--- Begin Data provided ---
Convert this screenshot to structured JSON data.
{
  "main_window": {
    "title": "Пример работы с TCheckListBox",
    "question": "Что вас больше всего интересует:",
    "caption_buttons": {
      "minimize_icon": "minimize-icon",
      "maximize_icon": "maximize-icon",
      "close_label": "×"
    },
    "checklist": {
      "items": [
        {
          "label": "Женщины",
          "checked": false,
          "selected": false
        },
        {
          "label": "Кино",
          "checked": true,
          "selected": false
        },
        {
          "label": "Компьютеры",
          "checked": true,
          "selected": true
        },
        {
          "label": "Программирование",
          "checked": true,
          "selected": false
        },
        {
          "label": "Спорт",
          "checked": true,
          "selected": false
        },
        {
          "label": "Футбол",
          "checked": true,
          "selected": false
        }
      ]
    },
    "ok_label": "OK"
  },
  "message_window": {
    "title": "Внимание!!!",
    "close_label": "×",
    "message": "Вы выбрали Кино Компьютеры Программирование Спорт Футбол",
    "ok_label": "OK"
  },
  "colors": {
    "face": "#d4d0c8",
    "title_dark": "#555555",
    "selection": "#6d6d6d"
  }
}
--- End Data provided ---
-- What you should do --
List each line holding the string "Кино".

-- Solution below --
          "label": "Кино",
    "message": "Вы выбрали Кино Компьютеры Программирование Спорт Футбол",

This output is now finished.